Repeat the material in full. Keep every line exactly as it is.

* _Task data_:
=====

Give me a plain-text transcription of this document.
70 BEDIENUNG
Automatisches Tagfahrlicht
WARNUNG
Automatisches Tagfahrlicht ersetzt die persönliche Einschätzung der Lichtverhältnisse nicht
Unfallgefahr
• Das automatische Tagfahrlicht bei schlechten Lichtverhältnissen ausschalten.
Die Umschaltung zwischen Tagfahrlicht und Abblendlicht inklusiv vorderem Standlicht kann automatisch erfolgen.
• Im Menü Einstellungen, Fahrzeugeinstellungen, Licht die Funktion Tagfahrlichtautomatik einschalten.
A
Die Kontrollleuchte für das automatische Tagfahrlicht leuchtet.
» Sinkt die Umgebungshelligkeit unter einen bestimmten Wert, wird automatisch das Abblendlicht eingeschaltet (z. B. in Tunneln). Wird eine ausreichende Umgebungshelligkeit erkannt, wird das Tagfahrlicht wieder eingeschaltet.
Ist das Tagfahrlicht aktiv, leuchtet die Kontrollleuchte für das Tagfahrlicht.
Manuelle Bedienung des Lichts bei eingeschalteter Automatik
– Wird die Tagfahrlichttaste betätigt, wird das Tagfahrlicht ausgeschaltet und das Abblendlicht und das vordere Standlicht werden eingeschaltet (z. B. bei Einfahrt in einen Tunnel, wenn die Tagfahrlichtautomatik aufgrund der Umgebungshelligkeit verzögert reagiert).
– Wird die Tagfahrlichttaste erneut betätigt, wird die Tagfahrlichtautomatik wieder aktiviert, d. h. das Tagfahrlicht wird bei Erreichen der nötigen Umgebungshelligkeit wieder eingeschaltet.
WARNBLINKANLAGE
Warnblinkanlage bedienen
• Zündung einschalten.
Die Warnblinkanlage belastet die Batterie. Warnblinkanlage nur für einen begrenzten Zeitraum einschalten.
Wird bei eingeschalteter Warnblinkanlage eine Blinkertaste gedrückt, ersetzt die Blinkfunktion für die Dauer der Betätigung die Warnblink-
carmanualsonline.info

=====

* _Solution below_:
Give me a plain-text transcription of this document.
70 BEDIENUNG
Automatisches Tagfahrlicht
WARNUNG
Automatisches Tagfahrlicht ersetzt die persönliche Einschätzung der Lichtverhältnisse nicht
Unfallgefahr
• Das automatische Tagfahrlicht bei schlechten Lichtverhältnissen ausschalten.
Die Umschaltung zwischen Tagfahrlicht und Abblendlicht inklusiv vorderem Standlicht kann automatisch erfolgen.
• Im Menü Einstellungen, Fahrzeugeinstellungen, Licht die Funktion Tagfahrlichtautomatik einschalten.
A
Die Kontrollleuchte für das automatische Tagfahrlicht leuchtet.
» Sinkt die Umgebungshelligkeit unter einen bestimmten Wert, wird automatisch das Abblendlicht eingeschaltet (z. B. in Tunneln). Wird eine ausreichende Umgebungshelligkeit erkannt, wird das Tagfahrlicht wieder eingeschaltet.
Ist das Tagfahrlicht aktiv, leuchtet die Kontrollleuchte für das Tagfahrlicht.
Manuelle Bedienung des Lichts bei eingeschalteter Automatik
– Wird die Tagfahrlichttaste betätigt, wird das Tagfahrlicht ausgeschaltet und das Abblendlicht und das vordere Standlicht werden eingeschaltet (z. B. bei Einfahrt in einen Tunnel, wenn die Tagfahrlichtautomatik aufgrund der Umgebungshelligkeit verzögert reagiert).
– Wird die Tagfahrlichttaste erneut betätigt, wird die Tagfahrlichtautomatik wieder aktiviert, d. h. das Tagfahrlicht wird bei Erreichen der nötigen Umgebungshelligkeit wieder eingeschaltet.
WARNBLINKANLAGE
Warnblinkanlage bedienen
• Zündung einschalten.
Die Warnblinkanlage belastet die Batterie. Warnblinkanlage nur für einen begrenzten Zeitraum einschalten.
Wird bei eingeschalteter Warnblinkanlage eine Blinkertaste gedrückt, ersetzt die Blinkfunktion für die Dauer der Betätigung die Warnblink-
carmanualsonline.info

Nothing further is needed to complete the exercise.